Transcribe the entries below exactly; leave every image out.

+--

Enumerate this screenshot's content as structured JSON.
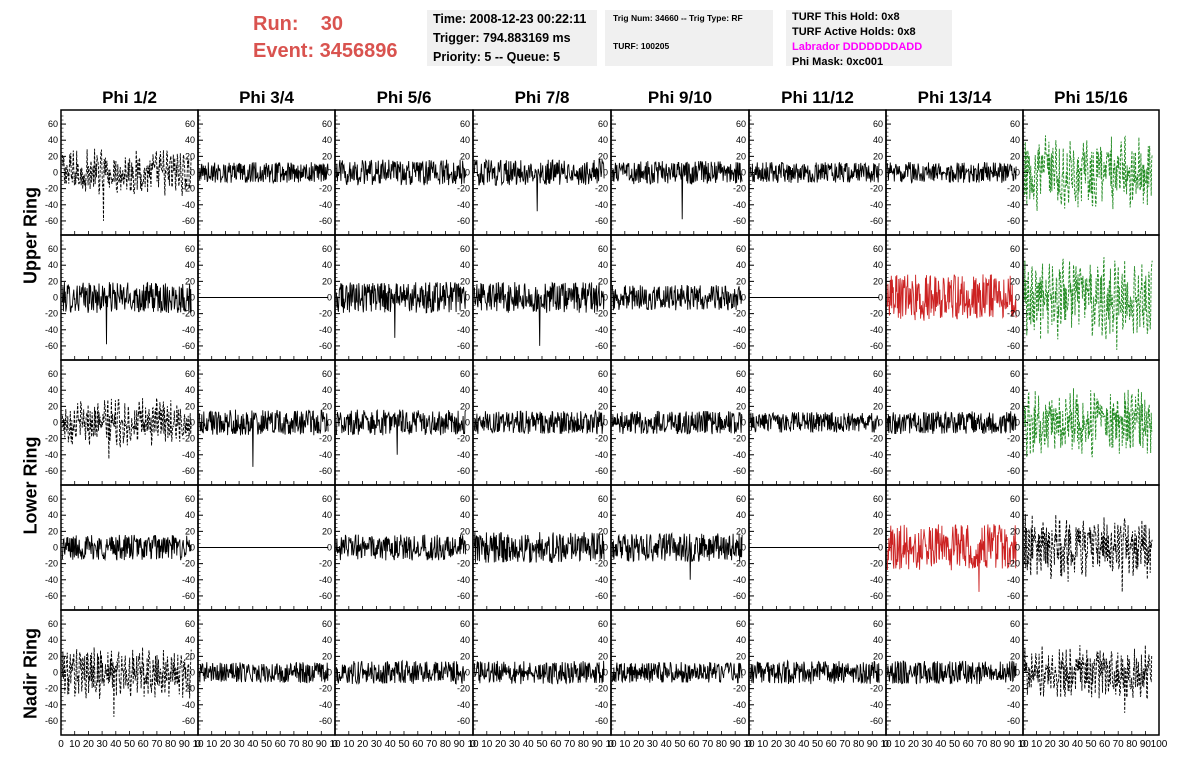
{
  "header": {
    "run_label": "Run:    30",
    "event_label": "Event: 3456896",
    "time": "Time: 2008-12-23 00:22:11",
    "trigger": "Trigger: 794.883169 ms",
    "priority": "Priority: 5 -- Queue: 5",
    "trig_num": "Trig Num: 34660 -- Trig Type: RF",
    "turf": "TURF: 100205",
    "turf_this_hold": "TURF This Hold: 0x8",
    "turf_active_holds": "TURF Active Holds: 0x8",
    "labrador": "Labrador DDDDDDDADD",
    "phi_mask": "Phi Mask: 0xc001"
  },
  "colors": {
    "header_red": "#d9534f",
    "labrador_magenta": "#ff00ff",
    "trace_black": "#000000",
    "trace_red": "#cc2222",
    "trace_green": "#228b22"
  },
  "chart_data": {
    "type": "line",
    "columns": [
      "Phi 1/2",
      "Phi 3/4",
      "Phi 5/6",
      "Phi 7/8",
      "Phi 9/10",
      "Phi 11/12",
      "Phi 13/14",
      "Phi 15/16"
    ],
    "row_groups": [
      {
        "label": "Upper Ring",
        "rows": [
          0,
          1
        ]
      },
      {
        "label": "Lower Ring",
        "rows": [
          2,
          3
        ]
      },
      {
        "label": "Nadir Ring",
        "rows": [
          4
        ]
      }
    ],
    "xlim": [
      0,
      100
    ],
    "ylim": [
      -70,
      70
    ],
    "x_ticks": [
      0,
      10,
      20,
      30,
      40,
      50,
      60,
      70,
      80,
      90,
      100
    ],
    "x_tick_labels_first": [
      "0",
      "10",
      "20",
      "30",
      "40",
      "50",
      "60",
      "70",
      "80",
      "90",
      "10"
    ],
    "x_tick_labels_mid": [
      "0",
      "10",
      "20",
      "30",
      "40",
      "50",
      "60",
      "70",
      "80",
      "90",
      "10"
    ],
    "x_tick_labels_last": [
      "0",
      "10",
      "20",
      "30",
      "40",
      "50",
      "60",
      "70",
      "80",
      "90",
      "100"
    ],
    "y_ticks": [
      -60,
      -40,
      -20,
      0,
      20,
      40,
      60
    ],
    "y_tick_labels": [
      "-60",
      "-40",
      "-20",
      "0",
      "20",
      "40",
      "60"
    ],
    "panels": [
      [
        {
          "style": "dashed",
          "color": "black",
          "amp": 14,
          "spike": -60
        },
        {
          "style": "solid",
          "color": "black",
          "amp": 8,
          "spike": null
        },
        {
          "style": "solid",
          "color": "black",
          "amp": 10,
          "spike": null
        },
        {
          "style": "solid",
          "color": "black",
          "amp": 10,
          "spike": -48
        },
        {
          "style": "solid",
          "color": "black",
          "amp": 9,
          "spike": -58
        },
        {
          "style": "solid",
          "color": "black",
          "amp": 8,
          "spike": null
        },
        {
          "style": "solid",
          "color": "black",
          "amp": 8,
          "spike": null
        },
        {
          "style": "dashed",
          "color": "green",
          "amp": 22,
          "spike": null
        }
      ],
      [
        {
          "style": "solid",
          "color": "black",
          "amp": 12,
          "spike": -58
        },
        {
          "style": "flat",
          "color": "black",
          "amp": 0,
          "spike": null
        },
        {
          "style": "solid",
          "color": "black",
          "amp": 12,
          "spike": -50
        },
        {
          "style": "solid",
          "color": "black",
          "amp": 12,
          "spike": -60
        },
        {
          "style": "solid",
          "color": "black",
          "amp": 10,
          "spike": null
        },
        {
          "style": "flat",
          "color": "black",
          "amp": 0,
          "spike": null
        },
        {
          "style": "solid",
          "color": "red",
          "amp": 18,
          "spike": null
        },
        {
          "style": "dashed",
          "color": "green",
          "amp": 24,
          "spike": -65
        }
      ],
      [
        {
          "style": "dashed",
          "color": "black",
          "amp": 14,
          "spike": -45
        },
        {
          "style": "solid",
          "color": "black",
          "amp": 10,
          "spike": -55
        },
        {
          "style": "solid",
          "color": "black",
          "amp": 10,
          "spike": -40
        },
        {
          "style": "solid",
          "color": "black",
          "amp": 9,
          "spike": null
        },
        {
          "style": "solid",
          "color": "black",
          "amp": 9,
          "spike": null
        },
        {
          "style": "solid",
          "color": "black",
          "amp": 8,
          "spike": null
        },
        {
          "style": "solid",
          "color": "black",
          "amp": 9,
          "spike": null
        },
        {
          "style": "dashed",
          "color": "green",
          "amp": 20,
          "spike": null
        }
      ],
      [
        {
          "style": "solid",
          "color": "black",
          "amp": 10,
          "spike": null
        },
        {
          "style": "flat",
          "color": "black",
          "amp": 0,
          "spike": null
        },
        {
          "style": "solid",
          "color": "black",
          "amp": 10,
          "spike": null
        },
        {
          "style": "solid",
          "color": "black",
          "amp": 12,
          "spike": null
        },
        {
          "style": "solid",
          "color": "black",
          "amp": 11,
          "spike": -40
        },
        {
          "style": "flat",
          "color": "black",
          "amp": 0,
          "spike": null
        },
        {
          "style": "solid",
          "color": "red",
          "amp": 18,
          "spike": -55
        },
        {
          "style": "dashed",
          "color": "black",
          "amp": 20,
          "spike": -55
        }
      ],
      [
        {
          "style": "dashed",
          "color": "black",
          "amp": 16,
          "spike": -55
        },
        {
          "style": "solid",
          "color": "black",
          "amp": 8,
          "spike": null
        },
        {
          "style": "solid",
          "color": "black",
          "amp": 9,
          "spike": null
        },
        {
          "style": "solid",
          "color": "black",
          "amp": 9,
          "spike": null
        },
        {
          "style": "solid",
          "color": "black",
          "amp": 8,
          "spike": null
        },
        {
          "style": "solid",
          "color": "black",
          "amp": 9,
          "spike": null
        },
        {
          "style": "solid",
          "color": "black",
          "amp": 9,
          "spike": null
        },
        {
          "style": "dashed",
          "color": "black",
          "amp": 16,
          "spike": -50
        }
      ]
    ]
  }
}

+--

Output of the exercise
Enumerate this screenshot's content as structured JSON.
{
  "header": {
    "run_label": "Run:    30",
    "event_label": "Event: 3456896",
    "time": "Time: 2008-12-23 00:22:11",
    "trigger": "Trigger: 794.883169 ms",
    "priority": "Priority: 5 -- Queue: 5",
    "trig_num": "Trig Num: 34660 -- Trig Type: RF",
    "turf": "TURF: 100205",
    "turf_this_hold": "TURF This Hold: 0x8",
    "turf_active_holds": "TURF Active Holds: 0x8",
    "labrador": "Labrador DDDDDDDADD",
    "phi_mask": "Phi Mask: 0xc001"
  },
  "colors": {
    "header_red": "#d9534f",
    "labrador_magenta": "#ff00ff",
    "trace_black": "#000000",
    "trace_red": "#cc2222",
    "trace_green": "#228b22"
  },
  "chart_data": {
    "type": "line",
    "columns": [
      "Phi 1/2",
      "Phi 3/4",
      "Phi 5/6",
      "Phi 7/8",
      "Phi 9/10",
      "Phi 11/12",
      "Phi 13/14",
      "Phi 15/16"
    ],
    "row_groups": [
      {
        "label": "Upper Ring",
        "rows": [
          0,
          1
        ]
      },
      {
        "label": "Lower Ring",
        "rows": [
          2,
          3
        ]
      },
      {
        "label": "Nadir Ring",
        "rows": [
          4
        ]
      }
    ],
    "xlim": [
      0,
      100
    ],
    "ylim": [
      -70,
      70
    ],
    "x_ticks": [
      0,
      10,
      20,
      30,
      40,
      50,
      60,
      70,
      80,
      90,
      100
    ],
    "x_tick_labels_first": [
      "0",
      "10",
      "20",
      "30",
      "40",
      "50",
      "60",
      "70",
      "80",
      "90",
      "10"
    ],
    "x_tick_labels_mid": [
      "0",
      "10",
      "20",
      "30",
      "40",
      "50",
      "60",
      "70",
      "80",
      "90",
      "10"
    ],
    "x_tick_labels_last": [
      "0",
      "10",
      "20",
      "30",
      "40",
      "50",
      "60",
      "70",
      "80",
      "90",
      "100"
    ],
    "y_ticks": [
      -60,
      -40,
      -20,
      0,
      20,
      40,
      60
    ],
    "y_tick_labels": [
      "-60",
      "-40",
      "-20",
      "0",
      "20",
      "40",
      "60"
    ],
    "panels": [
      [
        {
          "style": "dashed",
          "color": "black",
          "amp": 14,
          "spike": -60
        },
        {
          "style": "solid",
          "color": "black",
          "amp": 8,
          "spike": null
        },
        {
          "style": "solid",
          "color": "black",
          "amp": 10,
          "spike": null
        },
        {
          "style": "solid",
          "color": "black",
          "amp": 10,
          "spike": -48
        },
        {
          "style": "solid",
          "color": "black",
          "amp": 9,
          "spike": -58
        },
        {
          "style": "solid",
          "color": "black",
          "amp": 8,
          "spike": null
        },
        {
          "style": "solid",
          "color": "black",
          "amp": 8,
          "spike": null
        },
        {
          "style": "dashed",
          "color": "green",
          "amp": 22,
          "spike": null
        }
      ],
      [
        {
          "style": "solid",
          "color": "black",
          "amp": 12,
          "spike": -58
        },
        {
          "style": "flat",
          "color": "black",
          "amp": 0,
          "spike": null
        },
        {
          "style": "solid",
          "color": "black",
          "amp": 12,
          "spike": -50
        },
        {
          "style": "solid",
          "color": "black",
          "amp": 12,
          "spike": -60
        },
        {
          "style": "solid",
          "color": "black",
          "amp": 10,
          "spike": null
        },
        {
          "style": "flat",
          "color": "black",
          "amp": 0,
          "spike": null
        },
        {
          "style": "solid",
          "color": "red",
          "amp": 18,
          "spike": null
        },
        {
          "style": "dashed",
          "color": "green",
          "amp": 24,
          "spike": -65
        }
      ],
      [
        {
          "style": "dashed",
          "color": "black",
          "amp": 14,
          "spike": -45
        },
        {
          "style": "solid",
          "color": "black",
          "amp": 10,
          "spike": -55
        },
        {
          "style": "solid",
          "color": "black",
          "amp": 10,
          "spike": -40
        },
        {
          "style": "solid",
          "color": "black",
          "amp": 9,
          "spike": null
        },
        {
          "style": "solid",
          "color": "black",
          "amp": 9,
          "spike": null
        },
        {
          "style": "solid",
          "color": "black",
          "amp": 8,
          "spike": null
        },
        {
          "style": "solid",
          "color": "black",
          "amp": 9,
          "spike": null
        },
        {
          "style": "dashed",
          "color": "green",
          "amp": 20,
          "spike": null
        }
      ],
      [
        {
          "style": "solid",
          "color": "black",
          "amp": 10,
          "spike": null
        },
        {
          "style": "flat",
          "color": "black",
          "amp": 0,
          "spike": null
        },
        {
          "style": "solid",
          "color": "black",
          "amp": 10,
          "spike": null
        },
        {
          "style": "solid",
          "color": "black",
          "amp": 12,
          "spike": null
        },
        {
          "style": "solid",
          "color": "black",
          "amp": 11,
          "spike": -40
        },
        {
          "style": "flat",
          "color": "black",
          "amp": 0,
          "spike": null
        },
        {
          "style": "solid",
          "color": "red",
          "amp": 18,
          "spike": -55
        },
        {
          "style": "dashed",
          "color": "black",
          "amp": 20,
          "spike": -55
        }
      ],
      [
        {
          "style": "dashed",
          "color": "black",
          "amp": 16,
          "spike": -55
        },
        {
          "style": "solid",
          "color": "black",
          "amp": 8,
          "spike": null
        },
        {
          "style": "solid",
          "color": "black",
          "amp": 9,
          "spike": null
        },
        {
          "style": "solid",
          "color": "black",
          "amp": 9,
          "spike": null
        },
        {
          "style": "solid",
          "color": "black",
          "amp": 8,
          "spike": null
        },
        {
          "style": "solid",
          "color": "black",
          "amp": 9,
          "spike": null
        },
        {
          "style": "solid",
          "color": "black",
          "amp": 9,
          "spike": null
        },
        {
          "style": "dashed",
          "color": "black",
          "amp": 16,
          "spike": -50
        }
      ]
    ]
  }
}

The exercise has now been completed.